-- DATA IN THIS EXERCISE --
━━━━━━━━━━

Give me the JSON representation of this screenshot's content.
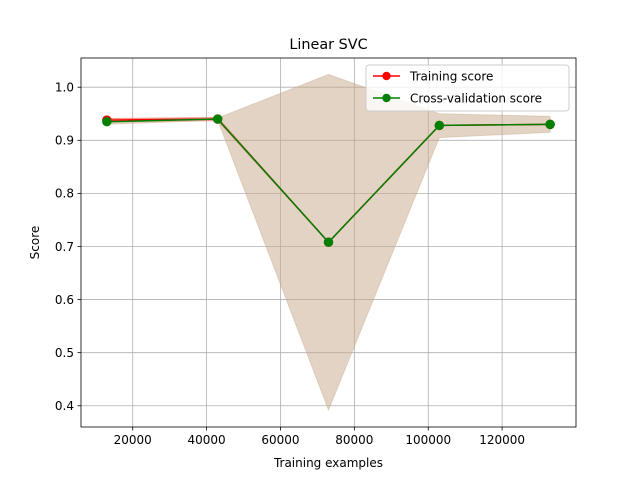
{
  "chart_data": {
    "type": "line",
    "title": "Linear SVC",
    "xlabel": "Training examples",
    "ylabel": "Score",
    "xlim": [
      6000,
      140000
    ],
    "ylim": [
      0.36,
      1.055
    ],
    "xticks": [
      20000,
      40000,
      60000,
      80000,
      100000,
      120000
    ],
    "xtick_labels": [
      "20000",
      "40000",
      "60000",
      "80000",
      "100000",
      "120000"
    ],
    "yticks": [
      0.4,
      0.5,
      0.6,
      0.7,
      0.8,
      0.9,
      1.0
    ],
    "ytick_labels": [
      "0.4",
      "0.5",
      "0.6",
      "0.7",
      "0.8",
      "0.9",
      "1.0"
    ],
    "grid": true,
    "legend_position": "top-right",
    "x": [
      13000,
      43000,
      73000,
      103000,
      133000
    ],
    "series": [
      {
        "name": "Training score",
        "color": "#ff0000",
        "values": [
          0.938,
          0.94,
          0.708,
          0.928,
          0.93
        ],
        "band_lower": [
          0.935,
          0.937,
          0.708,
          0.928,
          0.93
        ],
        "band_upper": [
          0.941,
          0.943,
          0.708,
          0.928,
          0.93
        ],
        "band_color": "#ff0000"
      },
      {
        "name": "Cross-validation score",
        "color": "#008000",
        "values": [
          0.935,
          0.94,
          0.708,
          0.928,
          0.93
        ],
        "band_lower": [
          0.93,
          0.938,
          0.392,
          0.905,
          0.915
        ],
        "band_upper": [
          0.94,
          0.942,
          1.024,
          0.95,
          0.945
        ],
        "band_color": "#008000"
      }
    ],
    "band_overlay_color": "#c8a88a"
  }
}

━━━━━━━━━━

-- WHAT THE TASK REQUIRES --
Every record above should be written out again exactly; the pictures stay out of the copy.

-- FULL OUTPUT --
Give me the JSON representation of this screenshot's content.
{
  "chart_data": {
    "type": "line",
    "title": "Linear SVC",
    "xlabel": "Training examples",
    "ylabel": "Score",
    "xlim": [
      6000,
      140000
    ],
    "ylim": [
      0.36,
      1.055
    ],
    "xticks": [
      20000,
      40000,
      60000,
      80000,
      100000,
      120000
    ],
    "xtick_labels": [
      "20000",
      "40000",
      "60000",
      "80000",
      "100000",
      "120000"
    ],
    "yticks": [
      0.4,
      0.5,
      0.6,
      0.7,
      0.8,
      0.9,
      1.0
    ],
    "ytick_labels": [
      "0.4",
      "0.5",
      "0.6",
      "0.7",
      "0.8",
      "0.9",
      "1.0"
    ],
    "grid": true,
    "legend_position": "top-right",
    "x": [
      13000,
      43000,
      73000,
      103000,
      133000
    ],
    "series": [
      {
        "name": "Training score",
        "color": "#ff0000",
        "values": [
          0.938,
          0.94,
          0.708,
          0.928,
          0.93
        ],
        "band_lower": [
          0.935,
          0.937,
          0.708,
          0.928,
          0.93
        ],
        "band_upper": [
          0.941,
          0.943,
          0.708,
          0.928,
          0.93
        ],
        "band_color": "#ff0000"
      },
      {
        "name": "Cross-validation score",
        "color": "#008000",
        "values": [
          0.935,
          0.94,
          0.708,
          0.928,
          0.93
        ],
        "band_lower": [
          0.93,
          0.938,
          0.392,
          0.905,
          0.915
        ],
        "band_upper": [
          0.94,
          0.942,
          1.024,
          0.95,
          0.945
        ],
        "band_color": "#008000"
      }
    ],
    "band_overlay_color": "#c8a88a"
  }
}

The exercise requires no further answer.